---------- Data provided

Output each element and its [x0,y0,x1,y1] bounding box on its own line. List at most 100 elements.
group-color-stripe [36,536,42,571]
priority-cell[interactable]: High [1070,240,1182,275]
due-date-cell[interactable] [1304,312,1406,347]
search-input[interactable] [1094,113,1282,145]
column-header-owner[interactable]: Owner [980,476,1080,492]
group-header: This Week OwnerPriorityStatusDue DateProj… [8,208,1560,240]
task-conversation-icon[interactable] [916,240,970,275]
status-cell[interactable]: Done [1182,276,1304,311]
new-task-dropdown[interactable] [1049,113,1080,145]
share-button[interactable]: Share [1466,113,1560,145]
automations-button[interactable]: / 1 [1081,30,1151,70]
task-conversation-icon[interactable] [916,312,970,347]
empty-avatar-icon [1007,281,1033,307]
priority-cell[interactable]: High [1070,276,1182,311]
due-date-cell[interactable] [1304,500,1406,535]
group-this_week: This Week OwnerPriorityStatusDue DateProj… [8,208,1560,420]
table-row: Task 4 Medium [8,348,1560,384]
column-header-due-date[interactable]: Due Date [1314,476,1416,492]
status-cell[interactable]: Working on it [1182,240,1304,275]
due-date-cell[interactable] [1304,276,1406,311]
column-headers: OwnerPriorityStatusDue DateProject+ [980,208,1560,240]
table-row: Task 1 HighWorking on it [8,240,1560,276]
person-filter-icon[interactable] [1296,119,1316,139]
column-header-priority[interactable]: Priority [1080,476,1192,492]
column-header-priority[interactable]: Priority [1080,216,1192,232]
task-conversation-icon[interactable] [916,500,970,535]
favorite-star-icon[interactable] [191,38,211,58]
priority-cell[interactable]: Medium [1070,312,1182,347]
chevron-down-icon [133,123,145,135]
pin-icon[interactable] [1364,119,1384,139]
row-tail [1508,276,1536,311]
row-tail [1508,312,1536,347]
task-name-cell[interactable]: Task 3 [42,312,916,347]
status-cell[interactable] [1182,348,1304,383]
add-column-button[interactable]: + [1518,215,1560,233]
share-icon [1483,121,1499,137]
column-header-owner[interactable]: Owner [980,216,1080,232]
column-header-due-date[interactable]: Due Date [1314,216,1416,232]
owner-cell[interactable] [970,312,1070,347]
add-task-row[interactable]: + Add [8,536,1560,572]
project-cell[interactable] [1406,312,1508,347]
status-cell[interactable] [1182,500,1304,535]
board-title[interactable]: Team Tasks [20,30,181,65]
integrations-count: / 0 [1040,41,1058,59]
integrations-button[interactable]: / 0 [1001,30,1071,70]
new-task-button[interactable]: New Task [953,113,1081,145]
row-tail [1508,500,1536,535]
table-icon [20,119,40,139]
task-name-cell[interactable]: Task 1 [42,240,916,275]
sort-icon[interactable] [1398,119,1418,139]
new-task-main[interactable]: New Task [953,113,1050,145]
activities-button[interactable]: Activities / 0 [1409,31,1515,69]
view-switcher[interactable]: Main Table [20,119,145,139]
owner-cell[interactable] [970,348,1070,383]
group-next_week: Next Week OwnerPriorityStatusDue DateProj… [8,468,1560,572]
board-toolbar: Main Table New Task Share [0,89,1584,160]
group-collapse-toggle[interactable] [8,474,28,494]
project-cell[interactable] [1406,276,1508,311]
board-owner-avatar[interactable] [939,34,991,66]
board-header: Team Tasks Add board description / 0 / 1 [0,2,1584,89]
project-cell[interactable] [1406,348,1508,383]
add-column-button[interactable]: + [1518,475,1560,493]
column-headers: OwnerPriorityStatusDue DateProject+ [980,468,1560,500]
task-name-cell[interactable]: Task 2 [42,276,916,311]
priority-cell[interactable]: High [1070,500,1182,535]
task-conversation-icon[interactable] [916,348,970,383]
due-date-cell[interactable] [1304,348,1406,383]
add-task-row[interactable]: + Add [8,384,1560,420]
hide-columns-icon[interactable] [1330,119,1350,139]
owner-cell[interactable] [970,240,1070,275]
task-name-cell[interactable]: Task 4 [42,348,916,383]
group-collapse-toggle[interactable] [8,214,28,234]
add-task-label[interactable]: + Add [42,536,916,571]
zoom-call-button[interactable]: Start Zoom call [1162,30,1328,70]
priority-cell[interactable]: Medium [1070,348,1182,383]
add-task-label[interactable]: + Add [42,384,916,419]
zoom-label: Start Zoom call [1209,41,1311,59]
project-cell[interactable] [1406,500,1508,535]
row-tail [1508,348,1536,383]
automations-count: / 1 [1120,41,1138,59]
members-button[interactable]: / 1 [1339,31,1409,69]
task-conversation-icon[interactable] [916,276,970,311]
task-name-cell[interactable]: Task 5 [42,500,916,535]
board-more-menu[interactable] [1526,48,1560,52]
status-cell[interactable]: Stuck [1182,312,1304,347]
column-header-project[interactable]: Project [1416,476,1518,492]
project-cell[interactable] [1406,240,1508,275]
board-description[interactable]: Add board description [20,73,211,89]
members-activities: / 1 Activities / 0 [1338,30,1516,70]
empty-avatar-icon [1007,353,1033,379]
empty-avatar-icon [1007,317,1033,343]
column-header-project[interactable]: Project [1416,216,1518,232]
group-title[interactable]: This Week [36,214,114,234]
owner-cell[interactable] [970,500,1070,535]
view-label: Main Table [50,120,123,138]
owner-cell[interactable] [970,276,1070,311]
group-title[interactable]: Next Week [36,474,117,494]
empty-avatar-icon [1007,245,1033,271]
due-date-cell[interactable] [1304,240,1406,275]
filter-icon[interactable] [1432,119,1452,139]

--------------------

The exercise = Replace every "task-conversation-icon" in the entries with "comment-icon", keeping all other text the same.

In response =
Output each element and its [x0,y0,x1,y1] bounding box on its own line. List at most 100 elements.
group-color-stripe [36,536,42,571]
priority-cell[interactable]: High [1070,240,1182,275]
due-date-cell[interactable] [1304,312,1406,347]
search-input[interactable] [1094,113,1282,145]
column-header-owner[interactable]: Owner [980,476,1080,492]
group-header: This Week OwnerPriorityStatusDue DateProj… [8,208,1560,240]
comment-icon[interactable] [916,240,970,275]
status-cell[interactable]: Done [1182,276,1304,311]
new-task-dropdown[interactable] [1049,113,1080,145]
share-button[interactable]: Share [1466,113,1560,145]
automations-button[interactable]: / 1 [1081,30,1151,70]
comment-icon[interactable] [916,312,970,347]
empty-avatar-icon [1007,281,1033,307]
priority-cell[interactable]: High [1070,276,1182,311]
due-date-cell[interactable] [1304,500,1406,535]
group-this_week: This Week OwnerPriorityStatusDue DateProj… [8,208,1560,420]
table-row: Task 4 Medium [8,348,1560,384]
column-header-due-date[interactable]: Due Date [1314,476,1416,492]
status-cell[interactable]: Working on it [1182,240,1304,275]
due-date-cell[interactable] [1304,276,1406,311]
column-headers: OwnerPriorityStatusDue DateProject+ [980,208,1560,240]
table-row: Task 1 HighWorking on it [8,240,1560,276]
person-filter-icon[interactable] [1296,119,1316,139]
column-header-priority[interactable]: Priority [1080,476,1192,492]
column-header-priority[interactable]: Priority [1080,216,1192,232]
comment-icon[interactable] [916,500,970,535]
favorite-star-icon[interactable] [191,38,211,58]
priority-cell[interactable]: Medium [1070,312,1182,347]
chevron-down-icon [133,123,145,135]
pin-icon[interactable] [1364,119,1384,139]
row-tail [1508,276,1536,311]
row-tail [1508,312,1536,347]
task-name-cell[interactable]: Task 3 [42,312,916,347]
status-cell[interactable] [1182,348,1304,383]
add-column-button[interactable]: + [1518,215,1560,233]
share-icon [1483,121,1499,137]
column-header-owner[interactable]: Owner [980,216,1080,232]
column-header-due-date[interactable]: Due Date [1314,216,1416,232]
owner-cell[interactable] [970,312,1070,347]
add-task-row[interactable]: + Add [8,536,1560,572]
project-cell[interactable] [1406,312,1508,347]
status-cell[interactable] [1182,500,1304,535]
board-title[interactable]: Team Tasks [20,30,181,65]
integrations-count: / 0 [1040,41,1058,59]
integrations-button[interactable]: / 0 [1001,30,1071,70]
new-task-button[interactable]: New Task [953,113,1081,145]
row-tail [1508,500,1536,535]
table-icon [20,119,40,139]
task-name-cell[interactable]: Task 1 [42,240,916,275]
sort-icon[interactable] [1398,119,1418,139]
new-task-main[interactable]: New Task [953,113,1050,145]
activities-button[interactable]: Activities / 0 [1409,31,1515,69]
view-switcher[interactable]: Main Table [20,119,145,139]
owner-cell[interactable] [970,348,1070,383]
group-next_week: Next Week OwnerPriorityStatusDue DateProj… [8,468,1560,572]
board-toolbar: Main Table New Task Share [0,89,1584,160]
group-collapse-toggle[interactable] [8,474,28,494]
project-cell[interactable] [1406,276,1508,311]
board-owner-avatar[interactable] [939,34,991,66]
board-header: Team Tasks Add board description / 0 / 1 [0,2,1584,89]
project-cell[interactable] [1406,348,1508,383]
add-column-button[interactable]: + [1518,475,1560,493]
column-headers: OwnerPriorityStatusDue DateProject+ [980,468,1560,500]
task-name-cell[interactable]: Task 2 [42,276,916,311]
priority-cell[interactable]: High [1070,500,1182,535]
comment-icon[interactable] [916,348,970,383]
due-date-cell[interactable] [1304,348,1406,383]
add-task-row[interactable]: + Add [8,384,1560,420]
hide-columns-icon[interactable] [1330,119,1350,139]
owner-cell[interactable] [970,240,1070,275]
task-name-cell[interactable]: Task 4 [42,348,916,383]
group-collapse-toggle[interactable] [8,214,28,234]
add-task-label[interactable]: + Add [42,536,916,571]
zoom-call-button[interactable]: Start Zoom call [1162,30,1328,70]
priority-cell[interactable]: Medium [1070,348,1182,383]
add-task-label[interactable]: + Add [42,384,916,419]
zoom-label: Start Zoom call [1209,41,1311,59]
project-cell[interactable] [1406,500,1508,535]
row-tail [1508,348,1536,383]
automations-count: / 1 [1120,41,1138,59]
members-button[interactable]: / 1 [1339,31,1409,69]
comment-icon[interactable] [916,276,970,311]
task-name-cell[interactable]: Task 5 [42,500,916,535]
board-more-menu[interactable] [1526,48,1560,52]
status-cell[interactable]: Stuck [1182,312,1304,347]
column-header-project[interactable]: Project [1416,476,1518,492]
project-cell[interactable] [1406,240,1508,275]
board-description[interactable]: Add board description [20,73,211,89]
members-activities: / 1 Activities / 0 [1338,30,1516,70]
empty-avatar-icon [1007,353,1033,379]
empty-avatar-icon [1007,317,1033,343]
column-header-project[interactable]: Project [1416,216,1518,232]
group-title[interactable]: This Week [36,214,114,234]
owner-cell[interactable] [970,500,1070,535]
view-label: Main Table [50,120,123,138]
owner-cell[interactable] [970,276,1070,311]
group-title[interactable]: Next Week [36,474,117,494]
empty-avatar-icon [1007,245,1033,271]
due-date-cell[interactable] [1304,240,1406,275]
filter-icon[interactable] [1432,119,1452,139]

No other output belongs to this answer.